___ Material shown ___

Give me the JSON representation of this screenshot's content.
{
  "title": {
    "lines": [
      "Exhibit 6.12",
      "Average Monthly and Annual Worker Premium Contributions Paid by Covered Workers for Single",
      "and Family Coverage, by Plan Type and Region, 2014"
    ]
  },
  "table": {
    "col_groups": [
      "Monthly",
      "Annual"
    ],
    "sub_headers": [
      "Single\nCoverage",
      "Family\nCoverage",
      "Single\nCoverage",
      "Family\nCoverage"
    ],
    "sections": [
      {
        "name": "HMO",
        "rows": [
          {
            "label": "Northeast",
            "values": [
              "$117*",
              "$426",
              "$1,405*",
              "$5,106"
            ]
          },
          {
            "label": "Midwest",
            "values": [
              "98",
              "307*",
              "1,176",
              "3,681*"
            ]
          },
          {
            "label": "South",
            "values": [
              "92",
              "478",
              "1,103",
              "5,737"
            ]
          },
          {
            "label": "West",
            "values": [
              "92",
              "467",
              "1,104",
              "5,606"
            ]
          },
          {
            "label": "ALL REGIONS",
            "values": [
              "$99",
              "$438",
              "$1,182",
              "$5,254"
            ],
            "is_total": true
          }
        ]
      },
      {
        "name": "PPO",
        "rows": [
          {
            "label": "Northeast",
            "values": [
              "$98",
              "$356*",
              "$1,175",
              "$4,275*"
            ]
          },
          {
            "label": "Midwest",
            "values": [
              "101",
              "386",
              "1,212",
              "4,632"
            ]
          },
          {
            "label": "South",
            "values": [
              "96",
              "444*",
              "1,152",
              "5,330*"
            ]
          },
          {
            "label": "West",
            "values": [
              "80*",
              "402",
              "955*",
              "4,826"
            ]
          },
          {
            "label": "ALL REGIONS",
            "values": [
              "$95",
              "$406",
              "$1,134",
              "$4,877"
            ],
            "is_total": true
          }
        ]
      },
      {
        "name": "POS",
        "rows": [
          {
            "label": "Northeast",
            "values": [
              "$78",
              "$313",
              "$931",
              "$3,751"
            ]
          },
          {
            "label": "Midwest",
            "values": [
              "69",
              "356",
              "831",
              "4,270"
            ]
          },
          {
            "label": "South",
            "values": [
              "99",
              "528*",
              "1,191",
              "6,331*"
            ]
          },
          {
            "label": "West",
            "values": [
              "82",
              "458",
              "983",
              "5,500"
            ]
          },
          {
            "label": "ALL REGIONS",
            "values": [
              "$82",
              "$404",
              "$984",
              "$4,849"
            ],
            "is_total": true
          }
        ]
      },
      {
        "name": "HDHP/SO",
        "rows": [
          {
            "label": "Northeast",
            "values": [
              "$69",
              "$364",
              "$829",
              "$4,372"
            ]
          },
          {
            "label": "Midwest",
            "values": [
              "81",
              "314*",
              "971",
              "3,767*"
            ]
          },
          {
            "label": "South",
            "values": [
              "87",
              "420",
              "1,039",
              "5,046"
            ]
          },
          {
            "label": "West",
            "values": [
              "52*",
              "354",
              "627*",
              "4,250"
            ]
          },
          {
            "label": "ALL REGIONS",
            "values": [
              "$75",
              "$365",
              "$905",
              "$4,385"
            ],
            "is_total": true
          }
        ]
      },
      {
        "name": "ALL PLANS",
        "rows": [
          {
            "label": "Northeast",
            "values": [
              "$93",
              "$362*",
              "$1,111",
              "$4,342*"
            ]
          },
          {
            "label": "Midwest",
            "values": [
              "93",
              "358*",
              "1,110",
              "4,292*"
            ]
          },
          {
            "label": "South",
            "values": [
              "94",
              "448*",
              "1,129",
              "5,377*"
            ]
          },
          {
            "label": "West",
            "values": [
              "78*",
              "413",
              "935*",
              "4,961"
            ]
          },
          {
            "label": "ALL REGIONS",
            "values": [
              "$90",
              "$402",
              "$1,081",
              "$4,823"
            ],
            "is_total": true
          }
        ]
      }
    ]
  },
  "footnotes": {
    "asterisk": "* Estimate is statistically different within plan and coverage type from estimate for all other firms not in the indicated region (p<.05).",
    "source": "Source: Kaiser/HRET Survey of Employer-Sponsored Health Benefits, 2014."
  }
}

___

**Problem statement**
Return each line that includes "nCoverage".

**Correct output**
      "Single\nCoverage",
      "Family\nCoverage",
      "Single\nCoverage",
      "Family\nCoverage"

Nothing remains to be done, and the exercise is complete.